Work task:
Reproduce the part of the single-cell signaling text that begins at the words "Across diseases, the" and ends after "and functionally interpretable.".

Extract:
=== Begin Enclosure ===
Figure 5e–g show the inferred LUAD targets and signaling networks network and its functional enrichment. The enrichment results are dominated by antigen presentation and immune effector programs, with additional checkpoint and growth/angiogenesis signaling. Enrichment of antigen processing/presentation pathways and functional categories (e.g., peptide antigen binding, TAP binding, and Antigen processing and presentation) is consistent with established mechanisms by which altered HLA/APM function shapes tumor immune evasion and immunotherapy responsiveness in lung cancer [50, 51]. In parallel, enrichment for cytotoxic immune pathways (Natural killer cell mediated cytotoxicity and T cell receptor signaling) aligns with the central role of NK/T-cell–mediated tumor surveillance and effector function within the LUAD tumor microenvironment [52]. Checkpoint and cytokine signaling (PD-L1 expression and PD-1 checkpoint pathway in cancer together with Interferon gamma signaling) aligns with prior evidence that IFN- –driven activation programs can also promote adaptive immune resistance via PD-L1 upregulation [53–55]. Finally, enrichment of Signaling by Receptor Tyrosine Kinases and the VEGFA–VEGFR2 Pathway is compatible with canonical growth and angiogenesis programs in NSCLC, which are also known to interact with immune regulation in the tumor microenvironment [56–58].
Across diseases, the importance score distributions highlight biologically coherent modules, suggesting that the attention-derived, PPI-constrained geometry together with feature-scaled importance scores helps capture disease-associated signaling patterns that are compact, connected, and functionally interpretable.
Dicussion
3
Tissue-level and single-cell omic resources are being generated at unprecedented scale to interrogate disease pathogenesis—the core of precision medicine. Graph neural networks (GNNs) have been widely used to integrate molecular measurements with interaction knowledge for target identification and pathway inference [34, 59–61]. Nevertheless, despite strong predictive performance, prevailing graph-based approaches that operate on numeric, expression-centric signaling graphs capture only part of the scientific discovery workflow: they often underutilize the rich, human-interpretable priors encoded in biological text and curated knowledge bases. To address this gap, this work introduces a three-part ecosystem that unifies data, tooling, and modeling. First, OmniCellTOSG is a large-scale single-cell text–omic signaling graph resource whose Text–Omic Signaling Graphs (TOSGs) couple text-attributed biological knowledge with numerical gene/protein abundance, enabling graph-structured decoding of cellular signaling across tissues, diseases, ages, and conditions. Second, CellTOSG_Loader provides a NumPy-ready query–load–balance pipeline that constructs stratified, unbiased cohorts across user-specified facets (e.g., cell type, tissue, disease, data source, age/sex), mitigates class imbalance, and applies batch correction, standardizing ingestion and ensuring fair, repeatable experimentation. Third, the CellTOSG Foundation Model (CellTOSG-FM) integrates a graph-language architecture that jointly encodes biological textual priors, quantitative omic measurements, and signaling topology over TOSGs. By enabling message passing on knowledge-grounded graphs while aligning cross-modal representations, the model learns structure-aware embeddings that support downstream tasks including cell-type annotation, cell-attribute classification, and signaling inference with interpretable subgraph rationales.
=== End Enclosure ===
Extracted entries:
=== Begin Enclosure ===
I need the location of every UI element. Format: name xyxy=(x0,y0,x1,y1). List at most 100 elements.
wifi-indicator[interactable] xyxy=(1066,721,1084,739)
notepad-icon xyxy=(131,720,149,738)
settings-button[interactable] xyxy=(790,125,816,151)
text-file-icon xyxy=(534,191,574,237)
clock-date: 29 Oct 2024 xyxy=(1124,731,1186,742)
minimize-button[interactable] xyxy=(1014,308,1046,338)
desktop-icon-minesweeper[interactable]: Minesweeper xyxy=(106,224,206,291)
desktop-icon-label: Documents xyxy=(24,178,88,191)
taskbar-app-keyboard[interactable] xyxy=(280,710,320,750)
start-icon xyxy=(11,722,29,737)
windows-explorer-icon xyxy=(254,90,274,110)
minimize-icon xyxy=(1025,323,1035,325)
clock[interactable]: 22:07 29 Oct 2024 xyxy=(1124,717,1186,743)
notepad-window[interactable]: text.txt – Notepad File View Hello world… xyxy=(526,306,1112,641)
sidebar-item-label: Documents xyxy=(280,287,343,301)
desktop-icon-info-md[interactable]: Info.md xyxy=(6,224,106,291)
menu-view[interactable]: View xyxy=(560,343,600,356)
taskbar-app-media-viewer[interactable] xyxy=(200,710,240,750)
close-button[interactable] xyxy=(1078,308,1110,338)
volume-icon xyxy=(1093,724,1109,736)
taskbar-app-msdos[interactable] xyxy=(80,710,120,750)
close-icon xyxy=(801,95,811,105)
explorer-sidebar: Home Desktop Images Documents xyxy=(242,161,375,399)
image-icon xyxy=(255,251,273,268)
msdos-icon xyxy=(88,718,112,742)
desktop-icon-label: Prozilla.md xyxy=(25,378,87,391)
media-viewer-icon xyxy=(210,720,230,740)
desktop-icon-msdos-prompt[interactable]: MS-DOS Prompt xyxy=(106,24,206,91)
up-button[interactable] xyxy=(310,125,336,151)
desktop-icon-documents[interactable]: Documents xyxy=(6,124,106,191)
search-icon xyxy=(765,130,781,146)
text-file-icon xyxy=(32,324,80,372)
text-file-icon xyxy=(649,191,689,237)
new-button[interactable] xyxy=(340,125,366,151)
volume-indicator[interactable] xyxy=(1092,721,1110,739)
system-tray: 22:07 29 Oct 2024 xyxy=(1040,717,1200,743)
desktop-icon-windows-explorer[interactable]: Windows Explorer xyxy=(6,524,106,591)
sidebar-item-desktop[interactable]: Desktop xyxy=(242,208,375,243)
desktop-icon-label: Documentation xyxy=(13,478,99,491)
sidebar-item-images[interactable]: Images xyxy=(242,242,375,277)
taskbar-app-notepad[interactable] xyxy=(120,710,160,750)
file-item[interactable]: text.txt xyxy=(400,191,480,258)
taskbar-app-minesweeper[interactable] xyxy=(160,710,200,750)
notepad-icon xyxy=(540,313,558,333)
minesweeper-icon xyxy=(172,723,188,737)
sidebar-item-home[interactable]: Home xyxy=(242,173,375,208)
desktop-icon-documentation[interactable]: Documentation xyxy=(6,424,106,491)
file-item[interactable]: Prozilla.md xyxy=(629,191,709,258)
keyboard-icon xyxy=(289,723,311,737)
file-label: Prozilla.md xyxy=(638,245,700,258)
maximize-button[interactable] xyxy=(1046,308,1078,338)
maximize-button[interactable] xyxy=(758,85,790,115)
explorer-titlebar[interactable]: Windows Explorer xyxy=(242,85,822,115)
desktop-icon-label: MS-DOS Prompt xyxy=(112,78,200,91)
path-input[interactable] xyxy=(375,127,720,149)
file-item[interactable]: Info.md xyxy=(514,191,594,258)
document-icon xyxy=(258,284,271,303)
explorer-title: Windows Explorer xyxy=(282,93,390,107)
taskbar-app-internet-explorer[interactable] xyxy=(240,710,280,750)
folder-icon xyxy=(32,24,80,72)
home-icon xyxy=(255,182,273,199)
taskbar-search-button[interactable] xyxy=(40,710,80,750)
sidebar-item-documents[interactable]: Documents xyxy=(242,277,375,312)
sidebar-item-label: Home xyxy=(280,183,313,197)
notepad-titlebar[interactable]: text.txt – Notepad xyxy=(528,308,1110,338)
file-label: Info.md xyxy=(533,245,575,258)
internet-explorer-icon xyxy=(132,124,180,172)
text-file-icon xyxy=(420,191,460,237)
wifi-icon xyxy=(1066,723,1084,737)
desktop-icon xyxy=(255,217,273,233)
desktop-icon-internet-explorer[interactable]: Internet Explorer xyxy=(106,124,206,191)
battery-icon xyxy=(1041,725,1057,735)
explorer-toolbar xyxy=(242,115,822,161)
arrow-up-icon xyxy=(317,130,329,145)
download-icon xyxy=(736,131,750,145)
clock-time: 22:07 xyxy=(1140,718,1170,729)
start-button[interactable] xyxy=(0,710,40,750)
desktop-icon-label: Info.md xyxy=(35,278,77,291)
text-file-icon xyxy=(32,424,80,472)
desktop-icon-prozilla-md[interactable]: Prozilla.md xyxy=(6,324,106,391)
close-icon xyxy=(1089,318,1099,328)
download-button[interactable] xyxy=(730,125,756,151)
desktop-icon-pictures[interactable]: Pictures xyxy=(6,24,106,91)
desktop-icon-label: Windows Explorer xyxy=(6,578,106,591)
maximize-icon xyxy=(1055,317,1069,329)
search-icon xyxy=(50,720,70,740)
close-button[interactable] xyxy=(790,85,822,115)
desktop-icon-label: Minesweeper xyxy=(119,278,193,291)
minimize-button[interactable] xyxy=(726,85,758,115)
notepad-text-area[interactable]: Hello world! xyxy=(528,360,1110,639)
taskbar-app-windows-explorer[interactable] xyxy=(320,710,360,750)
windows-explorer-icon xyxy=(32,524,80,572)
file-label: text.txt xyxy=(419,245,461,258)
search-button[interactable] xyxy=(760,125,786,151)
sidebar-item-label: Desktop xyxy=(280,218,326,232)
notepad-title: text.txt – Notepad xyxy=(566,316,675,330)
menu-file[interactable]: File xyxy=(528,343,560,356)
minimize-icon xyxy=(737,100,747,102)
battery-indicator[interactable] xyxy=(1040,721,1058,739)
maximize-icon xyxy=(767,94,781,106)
=== End Enclosure ===
Finished exercise:
Across diseases, the importance score distributions highlight biologically coherent modules, suggesting that the attention-derived, PPI-constrained geometry together with feature-scaled importance scores helps capture disease-associated signaling patterns that are compact, connected, and functionally interpretable.